- **Task to carry out**
Return the whole listing, line for line, without the pictures in it.

————

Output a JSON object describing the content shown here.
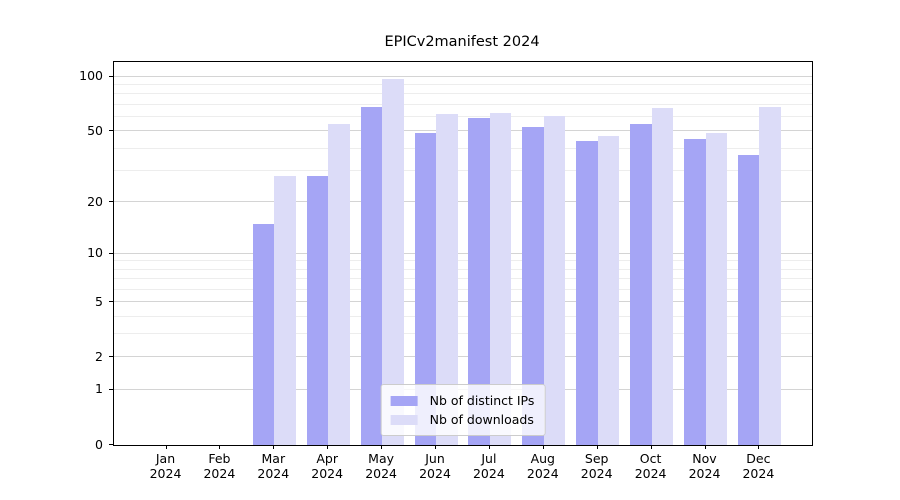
{
  "title": "EPICv2manifest 2024",
  "chart_data": {
    "type": "bar",
    "title": "EPICv2manifest 2024",
    "categories": [
      "Jan 2024",
      "Feb 2024",
      "Mar 2024",
      "Apr 2024",
      "May 2024",
      "Jun 2024",
      "Jul 2024",
      "Aug 2024",
      "Sep 2024",
      "Oct 2024",
      "Nov 2024",
      "Dec 2024"
    ],
    "series": [
      {
        "name": "Nb of distinct IPs",
        "color": "#a5a5f5",
        "values": [
          0,
          0,
          15,
          28,
          68,
          49,
          59,
          53,
          44,
          55,
          45,
          37
        ]
      },
      {
        "name": "Nb of downloads",
        "color": "#dcdcf8",
        "values": [
          0,
          0,
          28,
          55,
          97,
          62,
          63,
          61,
          47,
          67,
          49,
          68
        ]
      }
    ],
    "xlabel": "",
    "ylabel": "",
    "y_scale": "log10(1+v)",
    "ylim": [
      0,
      120.4
    ],
    "y_ticks": [
      0,
      1,
      2,
      5,
      10,
      20,
      50,
      100
    ],
    "y_minor_ticks": [
      3,
      4,
      6,
      7,
      8,
      9,
      30,
      40,
      60,
      70,
      80,
      90
    ],
    "grid": true,
    "legend_position": "lower center",
    "bar_colors": {
      "distinct_ips": "#a5a5f5",
      "downloads": "#dcdcf8"
    },
    "gridline_colors": {
      "major": "#d4d4d4",
      "minor": "#ededed"
    }
  }
}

————

- **Output of the exercise**
Output a JSON object describing the content shown here.
{
  "title": "EPICv2manifest 2024",
  "chart_data": {
    "type": "bar",
    "title": "EPICv2manifest 2024",
    "categories": [
      "Jan 2024",
      "Feb 2024",
      "Mar 2024",
      "Apr 2024",
      "May 2024",
      "Jun 2024",
      "Jul 2024",
      "Aug 2024",
      "Sep 2024",
      "Oct 2024",
      "Nov 2024",
      "Dec 2024"
    ],
    "series": [
      {
        "name": "Nb of distinct IPs",
        "color": "#a5a5f5",
        "values": [
          0,
          0,
          15,
          28,
          68,
          49,
          59,
          53,
          44,
          55,
          45,
          37
        ]
      },
      {
        "name": "Nb of downloads",
        "color": "#dcdcf8",
        "values": [
          0,
          0,
          28,
          55,
          97,
          62,
          63,
          61,
          47,
          67,
          49,
          68
        ]
      }
    ],
    "xlabel": "",
    "ylabel": "",
    "y_scale": "log10(1+v)",
    "ylim": [
      0,
      120.4
    ],
    "y_ticks": [
      0,
      1,
      2,
      5,
      10,
      20,
      50,
      100
    ],
    "y_minor_ticks": [
      3,
      4,
      6,
      7,
      8,
      9,
      30,
      40,
      60,
      70,
      80,
      90
    ],
    "grid": true,
    "legend_position": "lower center",
    "bar_colors": {
      "distinct_ips": "#a5a5f5",
      "downloads": "#dcdcf8"
    },
    "gridline_colors": {
      "major": "#d4d4d4",
      "minor": "#ededed"
    }
  }
}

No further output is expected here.